Stored items
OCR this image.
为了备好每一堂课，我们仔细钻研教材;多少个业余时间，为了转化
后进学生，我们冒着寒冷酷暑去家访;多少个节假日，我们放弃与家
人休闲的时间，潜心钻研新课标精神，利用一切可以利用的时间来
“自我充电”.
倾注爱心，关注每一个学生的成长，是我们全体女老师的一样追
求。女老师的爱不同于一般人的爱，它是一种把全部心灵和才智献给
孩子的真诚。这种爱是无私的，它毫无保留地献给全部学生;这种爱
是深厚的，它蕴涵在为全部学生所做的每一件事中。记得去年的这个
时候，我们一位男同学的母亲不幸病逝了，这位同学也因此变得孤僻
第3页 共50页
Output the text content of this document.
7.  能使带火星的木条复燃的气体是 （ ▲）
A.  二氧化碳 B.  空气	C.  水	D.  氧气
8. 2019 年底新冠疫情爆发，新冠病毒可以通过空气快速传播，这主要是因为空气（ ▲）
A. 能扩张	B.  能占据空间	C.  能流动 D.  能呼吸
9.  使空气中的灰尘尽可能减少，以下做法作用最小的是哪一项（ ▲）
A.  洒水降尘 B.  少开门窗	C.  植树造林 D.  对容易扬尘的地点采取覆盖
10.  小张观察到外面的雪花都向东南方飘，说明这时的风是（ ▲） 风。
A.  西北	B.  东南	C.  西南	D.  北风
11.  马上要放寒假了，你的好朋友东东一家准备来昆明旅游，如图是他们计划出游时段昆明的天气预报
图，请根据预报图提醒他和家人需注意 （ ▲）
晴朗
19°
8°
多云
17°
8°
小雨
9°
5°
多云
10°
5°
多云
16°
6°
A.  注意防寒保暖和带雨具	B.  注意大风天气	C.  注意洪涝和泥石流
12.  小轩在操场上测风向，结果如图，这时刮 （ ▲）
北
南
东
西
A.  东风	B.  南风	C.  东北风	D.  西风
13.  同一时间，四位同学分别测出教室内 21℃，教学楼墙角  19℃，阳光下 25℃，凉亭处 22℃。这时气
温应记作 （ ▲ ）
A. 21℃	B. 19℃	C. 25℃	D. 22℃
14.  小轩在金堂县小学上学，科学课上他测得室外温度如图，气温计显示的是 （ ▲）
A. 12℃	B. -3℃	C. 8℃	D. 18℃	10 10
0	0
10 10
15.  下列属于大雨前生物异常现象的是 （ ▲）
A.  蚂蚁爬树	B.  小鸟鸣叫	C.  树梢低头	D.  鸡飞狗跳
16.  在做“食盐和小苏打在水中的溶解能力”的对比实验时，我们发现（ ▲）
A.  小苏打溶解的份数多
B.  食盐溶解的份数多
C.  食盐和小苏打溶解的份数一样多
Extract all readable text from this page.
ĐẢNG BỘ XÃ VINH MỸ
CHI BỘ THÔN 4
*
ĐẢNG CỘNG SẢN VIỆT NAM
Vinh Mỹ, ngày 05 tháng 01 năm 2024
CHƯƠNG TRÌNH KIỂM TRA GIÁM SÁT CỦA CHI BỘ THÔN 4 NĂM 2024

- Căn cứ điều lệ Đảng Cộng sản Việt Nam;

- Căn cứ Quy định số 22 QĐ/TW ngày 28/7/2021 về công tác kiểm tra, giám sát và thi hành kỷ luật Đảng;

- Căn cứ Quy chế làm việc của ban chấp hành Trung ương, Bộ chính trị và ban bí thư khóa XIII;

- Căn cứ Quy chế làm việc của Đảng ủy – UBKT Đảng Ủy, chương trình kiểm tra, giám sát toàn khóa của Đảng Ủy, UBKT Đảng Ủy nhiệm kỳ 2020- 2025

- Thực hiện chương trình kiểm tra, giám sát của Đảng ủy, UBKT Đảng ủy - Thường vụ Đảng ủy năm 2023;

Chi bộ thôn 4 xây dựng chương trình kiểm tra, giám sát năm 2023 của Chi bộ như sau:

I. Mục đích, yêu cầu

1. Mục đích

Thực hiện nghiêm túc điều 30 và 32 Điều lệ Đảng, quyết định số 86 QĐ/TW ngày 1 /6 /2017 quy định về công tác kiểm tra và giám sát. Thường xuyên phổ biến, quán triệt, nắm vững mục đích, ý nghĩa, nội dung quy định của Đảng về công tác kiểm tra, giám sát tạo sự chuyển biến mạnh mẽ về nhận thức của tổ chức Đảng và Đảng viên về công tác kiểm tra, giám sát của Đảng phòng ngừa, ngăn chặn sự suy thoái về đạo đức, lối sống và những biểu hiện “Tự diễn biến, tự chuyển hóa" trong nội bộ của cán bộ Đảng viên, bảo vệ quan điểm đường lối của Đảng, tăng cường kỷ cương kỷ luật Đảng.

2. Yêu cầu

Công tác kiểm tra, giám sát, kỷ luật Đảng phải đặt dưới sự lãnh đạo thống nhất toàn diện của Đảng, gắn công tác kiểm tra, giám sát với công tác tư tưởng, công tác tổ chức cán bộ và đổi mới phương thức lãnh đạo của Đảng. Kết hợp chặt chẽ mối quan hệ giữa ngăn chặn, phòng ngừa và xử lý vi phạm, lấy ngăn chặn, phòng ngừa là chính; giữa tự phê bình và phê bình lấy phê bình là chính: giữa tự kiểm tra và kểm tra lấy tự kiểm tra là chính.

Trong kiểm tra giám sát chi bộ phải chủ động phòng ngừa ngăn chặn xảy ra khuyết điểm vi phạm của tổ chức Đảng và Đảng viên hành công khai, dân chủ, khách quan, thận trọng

**Problem to work on:**
Extract every entry above as it appears.

**Full answer:**
OCR this image.
为了备好每一堂课，我们仔细钻研教材;多少个业余时间，为了转化
后进学生，我们冒着寒冷酷暑去家访;多少个节假日，我们放弃与家
人休闲的时间，潜心钻研新课标精神，利用一切可以利用的时间来
“自我充电”.
倾注爱心，关注每一个学生的成长，是我们全体女老师的一样追
求。女老师的爱不同于一般人的爱，它是一种把全部心灵和才智献给
孩子的真诚。这种爱是无私的，它毫无保留地献给全部学生;这种爱
是深厚的，它蕴涵在为全部学生所做的每一件事中。记得去年的这个
时候，我们一位男同学的母亲不幸病逝了，这位同学也因此变得孤僻
第3页 共50页
Output the text content of this document.
7.  能使带火星的木条复燃的气体是 （ ▲）
A.  二氧化碳 B.  空气	C.  水	D.  氧气
8. 2019 年底新冠疫情爆发，新冠病毒可以通过空气快速传播，这主要是因为空气（ ▲）
A. 能扩张	B.  能占据空间	C.  能流动 D.  能呼吸
9.  使空气中的灰尘尽可能减少，以下做法作用最小的是哪一项（ ▲）
A.  洒水降尘 B.  少开门窗	C.  植树造林 D.  对容易扬尘的地点采取覆盖
10.  小张观察到外面的雪花都向东南方飘，说明这时的风是（ ▲） 风。
A.  西北	B.  东南	C.  西南	D.  北风
11.  马上要放寒假了，你的好朋友东东一家准备来昆明旅游，如图是他们计划出游时段昆明的天气预报
图，请根据预报图提醒他和家人需注意 （ ▲）
晴朗
19°
8°
多云
17°
8°
小雨
9°
5°
多云
10°
5°
多云
16°
6°
A.  注意防寒保暖和带雨具	B.  注意大风天气	C.  注意洪涝和泥石流
12.  小轩在操场上测风向，结果如图，这时刮 （ ▲）
北
南
东
西
A.  东风	B.  南风	C.  东北风	D.  西风
13.  同一时间，四位同学分别测出教室内 21℃，教学楼墙角  19℃，阳光下 25℃，凉亭处 22℃。这时气
温应记作 （ ▲ ）
A. 21℃	B. 19℃	C. 25℃	D. 22℃
14.  小轩在金堂县小学上学，科学课上他测得室外温度如图，气温计显示的是 （ ▲）
A. 12℃	B. -3℃	C. 8℃	D. 18℃	10 10
0	0
10 10
15.  下列属于大雨前生物异常现象的是 （ ▲）
A.  蚂蚁爬树	B.  小鸟鸣叫	C.  树梢低头	D.  鸡飞狗跳
16.  在做“食盐和小苏打在水中的溶解能力”的对比实验时，我们发现（ ▲）
A.  小苏打溶解的份数多
B.  食盐溶解的份数多
C.  食盐和小苏打溶解的份数一样多
Extract all readable text from this page.
ĐẢNG BỘ XÃ VINH MỸ
CHI BỘ THÔN 4
*
ĐẢNG CỘNG SẢN VIỆT NAM
Vinh Mỹ, ngày 05 tháng 01 năm 2024
CHƯƠNG TRÌNH KIỂM TRA GIÁM SÁT CỦA CHI BỘ THÔN 4 NĂM 2024

- Căn cứ điều lệ Đảng Cộng sản Việt Nam;

- Căn cứ Quy định số 22 QĐ/TW ngày 28/7/2021 về công tác kiểm tra, giám sát và thi hành kỷ luật Đảng;

- Căn cứ Quy chế làm việc của ban chấp hành Trung ương, Bộ chính trị và ban bí thư khóa XIII;

- Căn cứ Quy chế làm việc của Đảng ủy – UBKT Đảng Ủy, chương trình kiểm tra, giám sát toàn khóa của Đảng Ủy, UBKT Đảng Ủy nhiệm kỳ 2020- 2025

- Thực hiện chương trình kiểm tra, giám sát của Đảng ủy, UBKT Đảng ủy - Thường vụ Đảng ủy năm 2023;

Chi bộ thôn 4 xây dựng chương trình kiểm tra, giám sát năm 2023 của Chi bộ như sau:

I. Mục đích, yêu cầu

1. Mục đích

Thực hiện nghiêm túc điều 30 và 32 Điều lệ Đảng, quyết định số 86 QĐ/TW ngày 1 /6 /2017 quy định về công tác kiểm tra và giám sát. Thường xuyên phổ biến, quán triệt, nắm vững mục đích, ý nghĩa, nội dung quy định của Đảng về công tác kiểm tra, giám sát tạo sự chuyển biến mạnh mẽ về nhận thức của tổ chức Đảng và Đảng viên về công tác kiểm tra, giám sát của Đảng phòng ngừa, ngăn chặn sự suy thoái về đạo đức, lối sống và những biểu hiện “Tự diễn biến, tự chuyển hóa" trong nội bộ của cán bộ Đảng viên, bảo vệ quan điểm đường lối của Đảng, tăng cường kỷ cương kỷ luật Đảng.

2. Yêu cầu

Công tác kiểm tra, giám sát, kỷ luật Đảng phải đặt dưới sự lãnh đạo thống nhất toàn diện của Đảng, gắn công tác kiểm tra, giám sát với công tác tư tưởng, công tác tổ chức cán bộ và đổi mới phương thức lãnh đạo của Đảng. Kết hợp chặt chẽ mối quan hệ giữa ngăn chặn, phòng ngừa và xử lý vi phạm, lấy ngăn chặn, phòng ngừa là chính; giữa tự phê bình và phê bình lấy phê bình là chính: giữa tự kiểm tra và kểm tra lấy tự kiểm tra là chính.

Trong kiểm tra giám sát chi bộ phải chủ động phòng ngừa ngăn chặn xảy ra khuyết điểm vi phạm của tổ chức Đảng và Đảng viên hành công khai, dân chủ, khách quan, thận trọng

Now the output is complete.